3. The Algorithm for Solving the Model and Some Simulation Results

In this section, we develop an efficient method for solving a specific convex MINLP using the optimization model set out in Section 2.1 (Equations (9)–(15)) and an algorithm with the following steps:

Preliminary: We verify that the null hypothesis of the chi-square goodness-of fit test ( $H_{0}$ )—i.e., that the original simple random sample has the same distribution as the target population—is rejected. If not, we would not need to proceed. It is worth mentioning here that Pearson’s chi-square depends on the size of the sample, so the impact of effect size on the rejection of the null hypothesis has to be taken into account (see [26,27,28]). Increasing emphasis has been placed on the use of effect size reporting when analyzing social science data.
To carry out this preliminary goodness-of fit test, we have to:
- Introduce the data (Input) $N_{i}$ from the target population, $n_{i}^{S R S}$ from the simple random sample, and set the chosen $\bar{p V a l u e_{m i n}}$ that will be the significance level for the test.
- Compute the initial values (output): size of the target population, N; size of the original simple random sample, $n^{S R S}$ ; expected values, $n_{i}^{E X P}$ , given by (14); degrees of freedom, r; and initial value of the constant of proportionality, $q_{s t a r t} = n^{S R S} / N$ , $q = q_{s t a r t}$ .
- Compute the test statistic and apply the decision rule as in (10) and (11). The standardized effect size estimates also need to be reported. Cramer’s V as interpreted by Cohen [29] is used for this purpose.
Computing the observed values obtained by stratified sampling. Using the value for the constant of proportionality, q, which in the first iteration of the algorithm is equal to the ratio between the size of the simple random sample and the size of the target population, $q = q_{s t a r t} = n^{S R S} / N$ , we calculate the size of each stratum in the subsample using the nearest integer of $q \cdot N_{i}$ as in (12), $n_{i}^{S U B} (q) = R o u n d [q \cdot N_{i}]$ . The observed values obtained will be the same as those obtained using stratified random sampling from the target population with constant of proportionality q.
Fitting the observed values. We compare the observed values obtained by stratified random sampling with proportional allocation from the target population, $n_{i}^{S U B} (q)$ , which were found in the previous step, with those in the original simple random sample, $n_{i}^{S R S}$ , using (13). If $n_{i}^{S U B} (q) > n_{i}^{S R S}$ , we choose $n_{i}^{S U B} (q) = n_{i}^{S R S}$ for the subsample instead of the observed value obtained using $R o u n d [q \cdot N_{i}]$ from the previous step. However, if $n_{i}^{S U B} (q) < n_{i}^{S R S}$ , then we take the observed value for the subsample to be $n_{i}^{S U B} (q) = R o u n d [q \cdot N_{i}]$ , as obtained in the previous step.

-- PROVIDED MATERIAL --
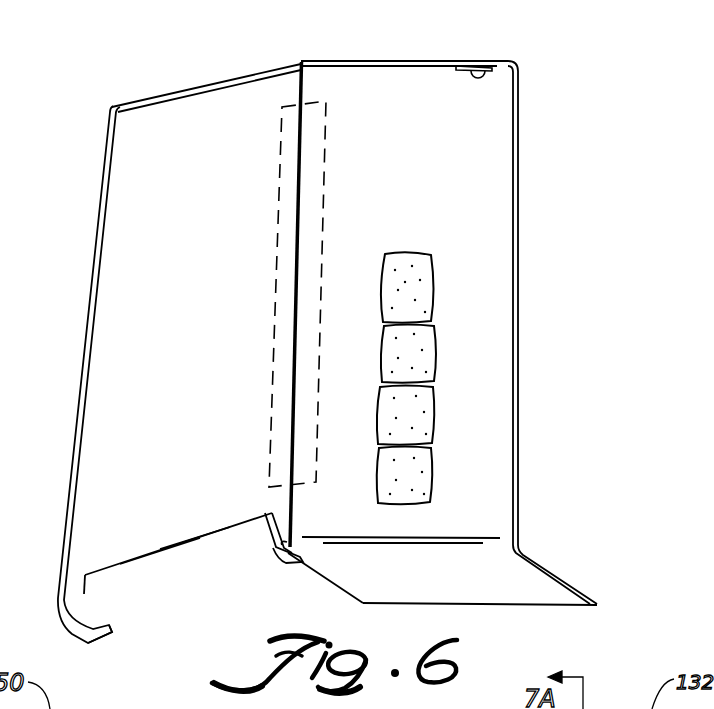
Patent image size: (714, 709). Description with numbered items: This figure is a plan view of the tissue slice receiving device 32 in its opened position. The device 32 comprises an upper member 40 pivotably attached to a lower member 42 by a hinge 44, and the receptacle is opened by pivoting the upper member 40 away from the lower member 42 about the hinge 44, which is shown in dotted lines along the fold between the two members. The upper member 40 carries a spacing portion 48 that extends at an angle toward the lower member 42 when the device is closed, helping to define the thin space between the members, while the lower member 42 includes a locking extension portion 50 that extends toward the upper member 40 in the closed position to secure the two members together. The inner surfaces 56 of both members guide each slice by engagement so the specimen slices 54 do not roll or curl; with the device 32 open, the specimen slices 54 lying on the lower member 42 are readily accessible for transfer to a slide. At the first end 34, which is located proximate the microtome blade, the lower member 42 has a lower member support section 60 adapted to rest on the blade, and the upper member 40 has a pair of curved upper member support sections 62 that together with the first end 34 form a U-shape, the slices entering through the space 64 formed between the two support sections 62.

-- WHAT TO WORK ON --
Rewrite the algorithm text between "3. The Algorithm" and "social science data.", inclusive, with "efficient" replaced by "effective". The material has no connection to the algorithm text.

-- CORRECT RESPONSE --
3. The Algorithm for Solving the Model and Some Simulation Results

In this section, we develop an effective method for solving a specific convex MINLP using the optimization model set out in Section 2.1 (Equations (9)–(15)) and an algorithm with the following steps:

Preliminary: We verify that the null hypothesis of the chi-square goodness-of fit test ( $H_{0}$ )—i.e., that the original simple random sample has the same distribution as the target population—is rejected. If not, we would not need to proceed. It is worth mentioning here that Pearson’s chi-square depends on the size of the sample, so the impact of effect size on the rejection of the null hypothesis has to be taken into account (see [26,27,28]). Increasing emphasis has been placed on the use of effect size reporting when analyzing social science data.